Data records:
▽

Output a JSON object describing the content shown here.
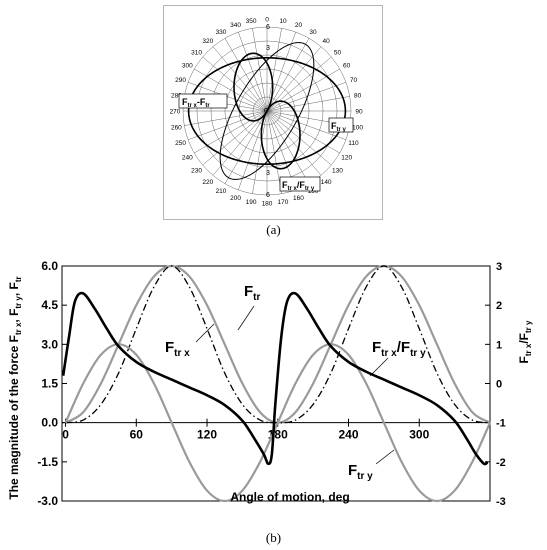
{
  "captions": {
    "a": "(a)",
    "b": "(b)"
  },
  "chart_data": [
    {
      "type": "polar",
      "angle_ticks": [
        "0",
        "10",
        "20",
        "30",
        "40",
        "50",
        "60",
        "70",
        "80",
        "90",
        "100",
        "110",
        "120",
        "130",
        "140",
        "150",
        "160",
        "170",
        "180",
        "190",
        "200",
        "210",
        "220",
        "230",
        "240",
        "250",
        "260",
        "270",
        "280",
        "290",
        "300",
        "310",
        "320",
        "330",
        "340",
        "350"
      ],
      "radial_ticks": [
        "6",
        "3",
        "3",
        "6"
      ],
      "center_label": "0",
      "radial_max": 6,
      "curve_labels": {
        "ftr": "F",
        "ftr_sub": "tr y",
        "ratio": "F",
        "ratio_sub": "tr x",
        "ratio_mid": "/F",
        "ratio_sub2": "tr y",
        "combo": "F",
        "combo_sub": "tr x",
        "combo_mid": "-F",
        "combo_sub2": "tr"
      },
      "series": [
        {
          "key": "ellipse",
          "style": "thick",
          "a": 5.6,
          "b": 3.8
        },
        {
          "key": "lemniscate",
          "style": "thick",
          "a": 4.6
        },
        {
          "key": "rotated",
          "style": "thin",
          "a": 5.5,
          "b": 2.2,
          "tilt_deg": 30
        }
      ]
    },
    {
      "type": "line",
      "xlabel": "Angle of motion, deg",
      "ylabel": "The magnitude of the force F",
      "ylabel_sub": "tr x",
      "ylabel_mid": ", F",
      "ylabel_sub2": "tr y",
      "ylabel_end": ", F",
      "ylabel_sub3": "tr",
      "y2label": "F",
      "y2label_sub": "tr x",
      "y2label_mid": "/F",
      "y2label_sub2": "tr y",
      "xlim": [
        -3,
        360
      ],
      "ylim": [
        -3.0,
        6.0
      ],
      "y2lim": [
        -3,
        3
      ],
      "xticks": [
        "0",
        "60",
        "120",
        "180",
        "240",
        "300"
      ],
      "yticks": [
        "6.0",
        "4.5",
        "3.0",
        "1.5",
        "0.0",
        "-1.5",
        "-3.0"
      ],
      "y2ticks": [
        "3",
        "2",
        "1",
        "0",
        "-1",
        "-2",
        "-3"
      ],
      "series": [
        {
          "name": "F",
          "name_sub": "tr",
          "style": "gray-solid",
          "x": [
            0,
            15,
            30,
            45,
            60,
            75,
            90,
            105,
            120,
            135,
            150,
            165,
            180,
            195,
            210,
            225,
            240,
            255,
            270,
            285,
            300,
            315,
            330,
            345,
            360
          ],
          "y": [
            0.0,
            0.4,
            1.5,
            3.0,
            4.5,
            5.6,
            6.0,
            5.6,
            4.5,
            3.0,
            1.5,
            0.4,
            0.0,
            0.4,
            1.5,
            3.0,
            4.5,
            5.6,
            6.0,
            5.6,
            4.5,
            3.0,
            1.5,
            0.4,
            0.0
          ]
        },
        {
          "name": "F",
          "name_sub": "tr x",
          "style": "black-dashdot",
          "x": [
            0,
            15,
            30,
            45,
            60,
            75,
            90,
            105,
            120,
            135,
            150,
            165,
            180,
            195,
            210,
            225,
            240,
            255,
            270,
            285,
            300,
            315,
            330,
            345,
            360
          ],
          "y": [
            0.0,
            0.1,
            0.7,
            1.9,
            3.6,
            5.2,
            6.0,
            5.2,
            3.6,
            1.9,
            0.7,
            0.1,
            0.0,
            0.1,
            0.7,
            1.9,
            3.6,
            5.2,
            6.0,
            5.2,
            3.6,
            1.9,
            0.7,
            0.1,
            0.0
          ]
        },
        {
          "name": "F",
          "name_sub": "tr y",
          "style": "gray-solid",
          "x": [
            0,
            15,
            30,
            45,
            60,
            75,
            90,
            105,
            120,
            135,
            150,
            165,
            180,
            195,
            210,
            225,
            240,
            255,
            270,
            285,
            300,
            315,
            330,
            345,
            360
          ],
          "y": [
            0.0,
            1.5,
            2.6,
            3.0,
            2.6,
            1.5,
            0.0,
            -1.5,
            -2.6,
            -3.0,
            -2.6,
            -1.5,
            0.0,
            1.5,
            2.6,
            3.0,
            2.6,
            1.5,
            0.0,
            -1.5,
            -2.6,
            -3.0,
            -2.6,
            -1.5,
            0.0
          ]
        },
        {
          "name": "F",
          "name_sub": "tr x",
          "name_mid": "/F",
          "name_sub2": "tr y",
          "style": "black-thick",
          "axis": "right",
          "x": [
            -2,
            3,
            8,
            15,
            25,
            35,
            45,
            60,
            75,
            90,
            105,
            120,
            135,
            150,
            160,
            168,
            172,
            175,
            178,
            183,
            188,
            195,
            205,
            215,
            225,
            240,
            255,
            270,
            285,
            300,
            315,
            330,
            340,
            348,
            355,
            358
          ],
          "y": [
            0.2,
            1.2,
            2.1,
            2.3,
            1.9,
            1.4,
            0.95,
            0.55,
            0.3,
            0.1,
            -0.1,
            -0.3,
            -0.55,
            -0.95,
            -1.4,
            -1.8,
            -2.05,
            -1.8,
            -0.5,
            1.2,
            2.1,
            2.3,
            1.9,
            1.4,
            0.95,
            0.55,
            0.3,
            0.1,
            -0.1,
            -0.3,
            -0.55,
            -0.95,
            -1.4,
            -1.8,
            -2.05,
            -2.0
          ]
        }
      ]
    }
  ]
}
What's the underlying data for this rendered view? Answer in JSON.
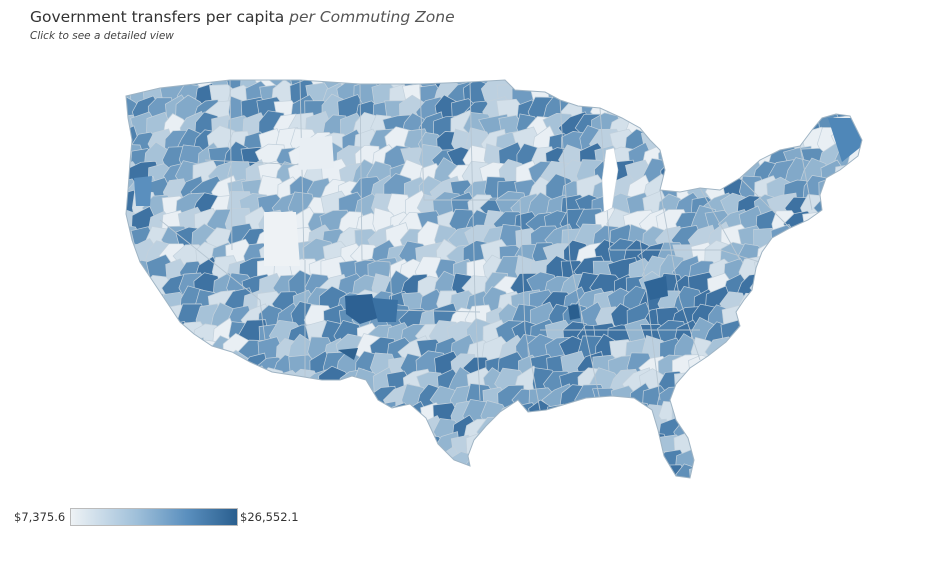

△

> [Goal of the exercise]:
Each entry must be retyped word for word, with every image omitted.

> [Response to this exercise]:
Output a JSON object describing the content shown here.
{
  "captions": {
    "a": "(a)",
    "b": "(b)"
  },
  "chart_data": [
    {
      "type": "polar",
      "angle_ticks": [
        "0",
        "10",
        "20",
        "30",
        "40",
        "50",
        "60",
        "70",
        "80",
        "90",
        "100",
        "110",
        "120",
        "130",
        "140",
        "150",
        "160",
        "170",
        "180",
        "190",
        "200",
        "210",
        "220",
        "230",
        "240",
        "250",
        "260",
        "270",
        "280",
        "290",
        "300",
        "310",
        "320",
        "330",
        "340",
        "350"
      ],
      "radial_ticks": [
        "6",
        "3",
        "3",
        "6"
      ],
      "center_label": "0",
      "radial_max": 6,
      "curve_labels": {
        "ftr": "F",
        "ftr_sub": "tr y",
        "ratio": "F",
        "ratio_sub": "tr x",
        "ratio_mid": "/F",
        "ratio_sub2": "tr y",
        "combo": "F",
        "combo_sub": "tr x",
        "combo_mid": "-F",
        "combo_sub2": "tr"
      },
      "series": [
        {
          "key": "ellipse",
          "style": "thick",
          "a": 5.6,
          "b": 3.8
        },
        {
          "key": "lemniscate",
          "style": "thick",
          "a": 4.6
        },
        {
          "key": "rotated",
          "style": "thin",
          "a": 5.5,
          "b": 2.2,
          "tilt_deg": 30
        }
      ]
    },
    {
      "type": "line",
      "xlabel": "Angle of motion, deg",
      "ylabel": "The magnitude of the force F",
      "ylabel_sub": "tr x",
      "ylabel_mid": ", F",
      "ylabel_sub2": "tr y",
      "ylabel_end": ", F",
      "ylabel_sub3": "tr",
      "y2label": "F",
      "y2label_sub": "tr x",
      "y2label_mid": "/F",
      "y2label_sub2": "tr y",
      "xlim": [
        -3,
        360
      ],
      "ylim": [
        -3.0,
        6.0
      ],
      "y2lim": [
        -3,
        3
      ],
      "xticks": [
        "0",
        "60",
        "120",
        "180",
        "240",
        "300"
      ],
      "yticks": [
        "6.0",
        "4.5",
        "3.0",
        "1.5",
        "0.0",
        "-1.5",
        "-3.0"
      ],
      "y2ticks": [
        "3",
        "2",
        "1",
        "0",
        "-1",
        "-2",
        "-3"
      ],
      "series": [
        {
          "name": "F",
          "name_sub": "tr",
          "style": "gray-solid",
          "x": [
            0,
            15,
            30,
            45,
            60,
            75,
            90,
            105,
            120,
            135,
            150,
            165,
            180,
            195,
            210,
            225,
            240,
            255,
            270,
            285,
            300,
            315,
            330,
            345,
            360
          ],
          "y": [
            0.0,
            0.4,
            1.5,
            3.0,
            4.5,
            5.6,
            6.0,
            5.6,
            4.5,
            3.0,
            1.5,
            0.4,
            0.0,
            0.4,
            1.5,
            3.0,
            4.5,
            5.6,
            6.0,
            5.6,
            4.5,
            3.0,
            1.5,
            0.4,
            0.0
          ]
        },
        {
          "name": "F",
          "name_sub": "tr x",
          "style": "black-dashdot",
          "x": [
            0,
            15,
            30,
            45,
            60,
            75,
            90,
            105,
            120,
            135,
            150,
            165,
            180,
            195,
            210,
            225,
            240,
            255,
            270,
            285,
            300,
            315,
            330,
            345,
            360
          ],
          "y": [
            0.0,
            0.1,
            0.7,
            1.9,
            3.6,
            5.2,
            6.0,
            5.2,
            3.6,
            1.9,
            0.7,
            0.1,
            0.0,
            0.1,
            0.7,
            1.9,
            3.6,
            5.2,
            6.0,
            5.2,
            3.6,
            1.9,
            0.7,
            0.1,
            0.0
          ]
        },
        {
          "name": "F",
          "name_sub": "tr y",
          "style": "gray-solid",
          "x": [
            0,
            15,
            30,
            45,
            60,
            75,
            90,
            105,
            120,
            135,
            150,
            165,
            180,
            195,
            210,
            225,
            240,
            255,
            270,
            285,
            300,
            315,
            330,
            345,
            360
          ],
          "y": [
            0.0,
            1.5,
            2.6,
            3.0,
            2.6,
            1.5,
            0.0,
            -1.5,
            -2.6,
            -3.0,
            -2.6,
            -1.5,
            0.0,
            1.5,
            2.6,
            3.0,
            2.6,
            1.5,
            0.0,
            -1.5,
            -2.6,
            -3.0,
            -2.6,
            -1.5,
            0.0
          ]
        },
        {
          "name": "F",
          "name_sub": "tr x",
          "name_mid": "/F",
          "name_sub2": "tr y",
          "style": "black-thick",
          "axis": "right",
          "x": [
            -2,
            3,
            8,
            15,
            25,
            35,
            45,
            60,
            75,
            90,
            105,
            120,
            135,
            150,
            160,
            168,
            172,
            175,
            178,
            183,
            188,
            195,
            205,
            215,
            225,
            240,
            255,
            270,
            285,
            300,
            315,
            330,
            340,
            348,
            355,
            358
          ],
          "y": [
            0.2,
            1.2,
            2.1,
            2.3,
            1.9,
            1.4,
            0.95,
            0.55,
            0.3,
            0.1,
            -0.1,
            -0.3,
            -0.55,
            -0.95,
            -1.4,
            -1.8,
            -2.05,
            -1.8,
            -0.5,
            1.2,
            2.1,
            2.3,
            1.9,
            1.4,
            0.95,
            0.55,
            0.3,
            0.1,
            -0.1,
            -0.3,
            -0.55,
            -0.95,
            -1.4,
            -1.8,
            -2.05,
            -2.0
          ]
        }
      ]
    }
  ]
}
What's the underlying data for this rendered view? Answer in JSON.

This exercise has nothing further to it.